_Your objective_
Below is some material; transcribe all of it exactly.

[Dataset entries on figures]
----------

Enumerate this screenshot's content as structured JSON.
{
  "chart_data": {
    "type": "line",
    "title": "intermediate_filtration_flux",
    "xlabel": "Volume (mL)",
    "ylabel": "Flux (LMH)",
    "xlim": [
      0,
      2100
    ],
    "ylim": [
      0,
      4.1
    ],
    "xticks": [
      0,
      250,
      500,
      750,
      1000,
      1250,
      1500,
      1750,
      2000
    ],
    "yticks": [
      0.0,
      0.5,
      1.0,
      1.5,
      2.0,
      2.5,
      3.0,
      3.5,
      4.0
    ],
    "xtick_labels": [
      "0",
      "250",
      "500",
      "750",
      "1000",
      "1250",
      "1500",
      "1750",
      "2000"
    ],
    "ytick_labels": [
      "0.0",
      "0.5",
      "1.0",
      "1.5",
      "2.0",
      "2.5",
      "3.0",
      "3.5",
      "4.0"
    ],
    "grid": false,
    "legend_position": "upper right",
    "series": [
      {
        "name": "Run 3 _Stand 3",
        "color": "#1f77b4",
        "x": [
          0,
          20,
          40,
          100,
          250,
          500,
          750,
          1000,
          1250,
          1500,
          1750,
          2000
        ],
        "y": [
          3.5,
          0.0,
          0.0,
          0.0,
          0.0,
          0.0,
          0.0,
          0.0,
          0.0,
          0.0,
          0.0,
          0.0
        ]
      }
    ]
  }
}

----------

_Task solution_
Enumerate this screenshot's content as structured JSON.
{
  "chart_data": {
    "type": "line",
    "title": "intermediate_filtration_flux",
    "xlabel": "Volume (mL)",
    "ylabel": "Flux (LMH)",
    "xlim": [
      0,
      2100
    ],
    "ylim": [
      0,
      4.1
    ],
    "xticks": [
      0,
      250,
      500,
      750,
      1000,
      1250,
      1500,
      1750,
      2000
    ],
    "yticks": [
      0.0,
      0.5,
      1.0,
      1.5,
      2.0,
      2.5,
      3.0,
      3.5,
      4.0
    ],
    "xtick_labels": [
      "0",
      "250",
      "500",
      "750",
      "1000",
      "1250",
      "1500",
      "1750",
      "2000"
    ],
    "ytick_labels": [
      "0.0",
      "0.5",
      "1.0",
      "1.5",
      "2.0",
      "2.5",
      "3.0",
      "3.5",
      "4.0"
    ],
    "grid": false,
    "legend_position": "upper right",
    "series": [
      {
        "name": "Run 3 _Stand 3",
        "color": "#1f77b4",
        "x": [
          0,
          20,
          40,
          100,
          250,
          500,
          750,
          1000,
          1250,
          1500,
          1750,
          2000
        ],
        "y": [
          3.5,
          0.0,
          0.0,
          0.0,
          0.0,
          0.0,
          0.0,
          0.0,
          0.0,
          0.0,
          0.0,
          0.0
        ]
      }
    ]
  }
}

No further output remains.